_What you should do_
Search the data below for "SIビジネス"; list each line that holds it.

— begin Given records —

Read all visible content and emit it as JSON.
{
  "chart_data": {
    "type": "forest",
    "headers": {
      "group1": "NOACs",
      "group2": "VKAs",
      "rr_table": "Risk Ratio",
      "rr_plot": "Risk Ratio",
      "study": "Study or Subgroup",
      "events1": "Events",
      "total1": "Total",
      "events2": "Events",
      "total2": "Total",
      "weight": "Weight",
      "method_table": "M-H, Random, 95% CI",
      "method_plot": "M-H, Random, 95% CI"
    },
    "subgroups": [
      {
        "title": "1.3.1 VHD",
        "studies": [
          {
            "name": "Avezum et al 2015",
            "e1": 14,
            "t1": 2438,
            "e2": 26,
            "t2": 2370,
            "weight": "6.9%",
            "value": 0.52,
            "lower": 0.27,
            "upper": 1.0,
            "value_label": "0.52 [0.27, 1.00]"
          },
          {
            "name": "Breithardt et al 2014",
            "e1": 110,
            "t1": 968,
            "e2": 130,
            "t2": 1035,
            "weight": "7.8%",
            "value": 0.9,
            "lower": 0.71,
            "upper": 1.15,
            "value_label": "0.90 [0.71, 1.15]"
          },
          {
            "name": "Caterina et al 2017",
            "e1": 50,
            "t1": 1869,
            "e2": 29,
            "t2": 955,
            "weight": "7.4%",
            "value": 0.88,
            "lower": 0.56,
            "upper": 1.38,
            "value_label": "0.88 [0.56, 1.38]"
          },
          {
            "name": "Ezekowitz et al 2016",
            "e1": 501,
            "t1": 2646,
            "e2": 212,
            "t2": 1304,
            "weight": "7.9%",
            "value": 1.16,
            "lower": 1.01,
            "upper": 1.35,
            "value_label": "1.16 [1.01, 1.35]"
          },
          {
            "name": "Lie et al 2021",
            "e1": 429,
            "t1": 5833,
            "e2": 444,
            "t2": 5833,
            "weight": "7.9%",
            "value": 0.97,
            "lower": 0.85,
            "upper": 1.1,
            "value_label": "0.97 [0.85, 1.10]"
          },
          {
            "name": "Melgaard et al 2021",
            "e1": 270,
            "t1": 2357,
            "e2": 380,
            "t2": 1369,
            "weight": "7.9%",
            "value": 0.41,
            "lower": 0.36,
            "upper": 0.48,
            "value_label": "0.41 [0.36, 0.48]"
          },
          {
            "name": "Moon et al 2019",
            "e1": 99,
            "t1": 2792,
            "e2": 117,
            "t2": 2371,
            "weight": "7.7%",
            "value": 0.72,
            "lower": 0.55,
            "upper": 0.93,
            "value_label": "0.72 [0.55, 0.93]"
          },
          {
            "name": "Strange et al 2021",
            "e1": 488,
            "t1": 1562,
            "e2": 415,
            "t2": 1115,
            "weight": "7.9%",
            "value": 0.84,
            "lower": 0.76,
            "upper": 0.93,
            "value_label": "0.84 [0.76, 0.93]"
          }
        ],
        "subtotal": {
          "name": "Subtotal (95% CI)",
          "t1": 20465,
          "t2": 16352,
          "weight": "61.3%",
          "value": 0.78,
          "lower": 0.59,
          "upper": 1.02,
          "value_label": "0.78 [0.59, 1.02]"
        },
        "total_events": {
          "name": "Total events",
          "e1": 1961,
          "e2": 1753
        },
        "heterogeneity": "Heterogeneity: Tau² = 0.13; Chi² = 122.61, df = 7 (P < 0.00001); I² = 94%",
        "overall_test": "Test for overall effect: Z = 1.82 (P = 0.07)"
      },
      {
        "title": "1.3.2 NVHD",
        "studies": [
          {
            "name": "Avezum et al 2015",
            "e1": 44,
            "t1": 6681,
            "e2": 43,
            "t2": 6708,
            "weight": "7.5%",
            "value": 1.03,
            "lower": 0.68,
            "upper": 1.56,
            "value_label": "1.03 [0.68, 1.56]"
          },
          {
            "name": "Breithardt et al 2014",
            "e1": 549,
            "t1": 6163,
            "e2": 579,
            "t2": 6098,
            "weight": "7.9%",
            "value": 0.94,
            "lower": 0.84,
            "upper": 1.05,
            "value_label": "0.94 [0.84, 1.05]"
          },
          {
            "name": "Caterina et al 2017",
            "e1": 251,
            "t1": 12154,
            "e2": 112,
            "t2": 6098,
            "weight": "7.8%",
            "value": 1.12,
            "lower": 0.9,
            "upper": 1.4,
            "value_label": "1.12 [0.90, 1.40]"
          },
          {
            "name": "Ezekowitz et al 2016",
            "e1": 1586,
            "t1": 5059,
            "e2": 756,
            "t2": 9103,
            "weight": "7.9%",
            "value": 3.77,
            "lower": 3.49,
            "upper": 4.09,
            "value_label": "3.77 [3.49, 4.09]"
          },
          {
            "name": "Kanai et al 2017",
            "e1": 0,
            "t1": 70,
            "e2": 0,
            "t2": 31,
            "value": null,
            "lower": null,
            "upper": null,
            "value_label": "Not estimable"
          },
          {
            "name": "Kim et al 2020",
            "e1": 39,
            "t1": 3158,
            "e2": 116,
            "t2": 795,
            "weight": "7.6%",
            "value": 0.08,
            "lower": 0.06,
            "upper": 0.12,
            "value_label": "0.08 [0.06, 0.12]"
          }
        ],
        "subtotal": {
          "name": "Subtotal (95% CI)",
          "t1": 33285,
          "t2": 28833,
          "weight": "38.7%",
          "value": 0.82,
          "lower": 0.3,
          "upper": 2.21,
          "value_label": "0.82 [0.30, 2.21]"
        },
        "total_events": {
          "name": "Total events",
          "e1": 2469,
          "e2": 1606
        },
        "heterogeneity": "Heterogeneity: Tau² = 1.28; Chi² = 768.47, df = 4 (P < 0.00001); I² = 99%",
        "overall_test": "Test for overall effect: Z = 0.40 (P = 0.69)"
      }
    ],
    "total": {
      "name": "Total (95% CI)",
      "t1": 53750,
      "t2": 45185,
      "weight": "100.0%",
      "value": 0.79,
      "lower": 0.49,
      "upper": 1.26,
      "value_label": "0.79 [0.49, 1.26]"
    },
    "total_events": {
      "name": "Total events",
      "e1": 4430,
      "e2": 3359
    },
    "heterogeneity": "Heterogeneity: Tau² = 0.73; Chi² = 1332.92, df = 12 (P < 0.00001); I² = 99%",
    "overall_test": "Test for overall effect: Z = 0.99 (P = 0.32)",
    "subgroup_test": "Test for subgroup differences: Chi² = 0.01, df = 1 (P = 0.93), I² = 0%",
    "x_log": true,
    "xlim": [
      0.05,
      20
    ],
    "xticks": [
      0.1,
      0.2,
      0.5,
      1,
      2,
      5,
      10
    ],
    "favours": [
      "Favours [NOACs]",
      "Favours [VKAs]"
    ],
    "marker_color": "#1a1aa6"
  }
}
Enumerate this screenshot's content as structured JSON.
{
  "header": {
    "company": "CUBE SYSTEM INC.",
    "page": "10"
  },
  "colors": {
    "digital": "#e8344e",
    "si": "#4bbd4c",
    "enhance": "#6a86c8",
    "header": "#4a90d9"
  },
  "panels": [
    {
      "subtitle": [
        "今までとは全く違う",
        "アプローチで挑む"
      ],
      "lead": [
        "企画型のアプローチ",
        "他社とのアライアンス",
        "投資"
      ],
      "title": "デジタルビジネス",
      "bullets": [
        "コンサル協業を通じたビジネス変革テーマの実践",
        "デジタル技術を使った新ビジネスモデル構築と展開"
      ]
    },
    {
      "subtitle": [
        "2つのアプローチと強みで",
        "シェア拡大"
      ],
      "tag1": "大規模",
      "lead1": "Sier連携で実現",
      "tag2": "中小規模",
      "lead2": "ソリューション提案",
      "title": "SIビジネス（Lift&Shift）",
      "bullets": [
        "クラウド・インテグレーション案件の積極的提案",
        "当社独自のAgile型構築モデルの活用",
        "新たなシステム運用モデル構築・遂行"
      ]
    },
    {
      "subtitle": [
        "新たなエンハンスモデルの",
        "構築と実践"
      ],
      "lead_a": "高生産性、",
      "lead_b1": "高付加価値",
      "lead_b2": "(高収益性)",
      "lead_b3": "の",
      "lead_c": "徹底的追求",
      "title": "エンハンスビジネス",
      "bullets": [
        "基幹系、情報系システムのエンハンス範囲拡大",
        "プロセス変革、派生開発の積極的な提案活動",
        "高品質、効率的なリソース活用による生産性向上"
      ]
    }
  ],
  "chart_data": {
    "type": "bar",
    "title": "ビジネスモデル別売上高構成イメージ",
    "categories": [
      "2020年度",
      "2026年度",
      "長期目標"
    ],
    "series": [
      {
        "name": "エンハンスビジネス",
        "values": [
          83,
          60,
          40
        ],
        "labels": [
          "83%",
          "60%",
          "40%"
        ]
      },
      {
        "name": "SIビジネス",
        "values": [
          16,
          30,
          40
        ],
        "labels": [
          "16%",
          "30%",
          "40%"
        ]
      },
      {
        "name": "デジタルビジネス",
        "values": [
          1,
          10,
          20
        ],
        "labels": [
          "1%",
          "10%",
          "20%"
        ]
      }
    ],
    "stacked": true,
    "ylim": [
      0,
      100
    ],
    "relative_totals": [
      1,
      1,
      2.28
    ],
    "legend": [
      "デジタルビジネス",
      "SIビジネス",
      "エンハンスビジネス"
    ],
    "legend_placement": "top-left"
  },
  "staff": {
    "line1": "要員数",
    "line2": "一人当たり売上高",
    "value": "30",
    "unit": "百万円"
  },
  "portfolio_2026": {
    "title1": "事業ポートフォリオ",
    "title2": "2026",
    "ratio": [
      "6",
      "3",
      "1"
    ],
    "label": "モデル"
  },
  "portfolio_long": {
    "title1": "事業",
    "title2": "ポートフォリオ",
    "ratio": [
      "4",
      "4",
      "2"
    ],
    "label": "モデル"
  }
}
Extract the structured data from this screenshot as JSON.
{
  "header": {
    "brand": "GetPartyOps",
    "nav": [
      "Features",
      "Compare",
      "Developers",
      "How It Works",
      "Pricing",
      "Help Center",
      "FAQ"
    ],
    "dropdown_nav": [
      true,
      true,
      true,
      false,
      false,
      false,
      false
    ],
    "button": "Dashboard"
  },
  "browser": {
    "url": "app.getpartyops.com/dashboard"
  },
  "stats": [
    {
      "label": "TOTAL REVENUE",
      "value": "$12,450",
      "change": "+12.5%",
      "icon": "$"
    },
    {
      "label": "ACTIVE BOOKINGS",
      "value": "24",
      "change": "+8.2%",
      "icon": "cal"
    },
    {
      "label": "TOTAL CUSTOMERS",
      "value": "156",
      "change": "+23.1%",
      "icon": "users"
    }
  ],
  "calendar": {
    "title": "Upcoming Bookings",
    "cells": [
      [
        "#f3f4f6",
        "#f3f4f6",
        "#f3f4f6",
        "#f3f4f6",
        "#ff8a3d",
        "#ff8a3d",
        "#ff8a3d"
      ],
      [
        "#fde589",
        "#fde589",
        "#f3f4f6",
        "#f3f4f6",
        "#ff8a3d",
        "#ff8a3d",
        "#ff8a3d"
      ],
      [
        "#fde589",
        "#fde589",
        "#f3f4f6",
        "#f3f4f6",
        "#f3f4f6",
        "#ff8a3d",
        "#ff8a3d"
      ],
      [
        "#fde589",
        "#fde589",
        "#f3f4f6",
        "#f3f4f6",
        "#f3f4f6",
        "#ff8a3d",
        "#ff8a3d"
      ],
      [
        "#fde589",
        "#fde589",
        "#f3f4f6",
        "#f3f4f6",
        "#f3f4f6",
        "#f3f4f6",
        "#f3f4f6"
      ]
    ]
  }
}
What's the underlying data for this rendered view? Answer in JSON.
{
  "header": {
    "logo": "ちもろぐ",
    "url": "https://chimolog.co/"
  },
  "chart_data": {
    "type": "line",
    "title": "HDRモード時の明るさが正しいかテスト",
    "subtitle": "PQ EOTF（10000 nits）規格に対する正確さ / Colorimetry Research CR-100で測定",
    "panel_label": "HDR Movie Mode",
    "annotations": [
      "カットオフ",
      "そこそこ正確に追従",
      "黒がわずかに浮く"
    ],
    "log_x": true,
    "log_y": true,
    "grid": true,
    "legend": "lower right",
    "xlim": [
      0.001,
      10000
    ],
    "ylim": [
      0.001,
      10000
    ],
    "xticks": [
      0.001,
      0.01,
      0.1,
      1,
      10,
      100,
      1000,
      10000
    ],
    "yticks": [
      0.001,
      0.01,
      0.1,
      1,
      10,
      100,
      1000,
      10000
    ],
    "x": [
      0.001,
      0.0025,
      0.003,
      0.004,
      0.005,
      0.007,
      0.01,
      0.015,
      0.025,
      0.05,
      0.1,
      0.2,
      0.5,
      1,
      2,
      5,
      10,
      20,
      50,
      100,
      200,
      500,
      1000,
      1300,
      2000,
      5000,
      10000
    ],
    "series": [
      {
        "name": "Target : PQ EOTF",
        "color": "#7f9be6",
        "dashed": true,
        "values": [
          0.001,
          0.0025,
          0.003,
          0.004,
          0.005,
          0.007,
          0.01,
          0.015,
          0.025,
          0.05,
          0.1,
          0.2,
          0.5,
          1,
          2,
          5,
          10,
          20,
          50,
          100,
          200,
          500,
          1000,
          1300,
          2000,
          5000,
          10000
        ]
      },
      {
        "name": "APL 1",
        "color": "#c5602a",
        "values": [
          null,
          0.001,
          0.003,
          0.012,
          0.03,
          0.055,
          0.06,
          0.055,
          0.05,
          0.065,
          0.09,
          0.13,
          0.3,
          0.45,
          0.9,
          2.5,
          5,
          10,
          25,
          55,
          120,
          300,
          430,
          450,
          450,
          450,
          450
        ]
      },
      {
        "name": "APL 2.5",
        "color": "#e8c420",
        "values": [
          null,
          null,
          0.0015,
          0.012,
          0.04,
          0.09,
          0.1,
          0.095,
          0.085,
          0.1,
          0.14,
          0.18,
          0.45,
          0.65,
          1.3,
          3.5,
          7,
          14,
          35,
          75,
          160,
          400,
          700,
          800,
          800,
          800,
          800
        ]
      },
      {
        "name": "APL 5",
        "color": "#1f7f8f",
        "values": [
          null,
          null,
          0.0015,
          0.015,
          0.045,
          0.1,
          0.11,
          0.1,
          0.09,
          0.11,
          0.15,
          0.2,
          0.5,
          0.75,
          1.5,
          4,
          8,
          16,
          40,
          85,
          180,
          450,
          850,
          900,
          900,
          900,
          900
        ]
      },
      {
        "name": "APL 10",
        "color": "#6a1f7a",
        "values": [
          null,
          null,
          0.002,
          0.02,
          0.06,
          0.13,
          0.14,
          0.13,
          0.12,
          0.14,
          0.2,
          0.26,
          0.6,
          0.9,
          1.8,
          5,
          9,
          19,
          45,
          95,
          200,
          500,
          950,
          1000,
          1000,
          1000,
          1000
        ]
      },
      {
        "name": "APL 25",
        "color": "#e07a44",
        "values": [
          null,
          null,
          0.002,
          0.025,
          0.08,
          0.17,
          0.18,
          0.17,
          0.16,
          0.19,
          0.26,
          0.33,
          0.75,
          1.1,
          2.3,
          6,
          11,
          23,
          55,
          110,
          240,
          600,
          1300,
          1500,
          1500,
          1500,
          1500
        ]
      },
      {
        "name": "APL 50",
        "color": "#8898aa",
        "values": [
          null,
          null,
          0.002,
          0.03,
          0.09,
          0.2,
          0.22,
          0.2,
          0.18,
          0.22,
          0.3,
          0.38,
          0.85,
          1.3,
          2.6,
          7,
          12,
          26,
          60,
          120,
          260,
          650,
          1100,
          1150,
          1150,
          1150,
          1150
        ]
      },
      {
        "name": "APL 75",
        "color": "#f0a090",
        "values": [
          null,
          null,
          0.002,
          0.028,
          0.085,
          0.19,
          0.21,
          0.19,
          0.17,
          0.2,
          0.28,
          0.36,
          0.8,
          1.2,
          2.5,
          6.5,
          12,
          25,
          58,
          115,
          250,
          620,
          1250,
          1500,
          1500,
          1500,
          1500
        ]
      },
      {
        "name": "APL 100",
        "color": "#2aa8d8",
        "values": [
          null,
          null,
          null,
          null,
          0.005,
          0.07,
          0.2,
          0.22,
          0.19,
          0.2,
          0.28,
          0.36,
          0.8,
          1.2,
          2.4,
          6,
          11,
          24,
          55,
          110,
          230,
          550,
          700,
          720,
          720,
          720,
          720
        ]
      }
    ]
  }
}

— end Given records —

_Expected answer_
      "title": "SIビジネス（Lift&Shift）",
        "name": "SIビジネス",
      "SIビジネス",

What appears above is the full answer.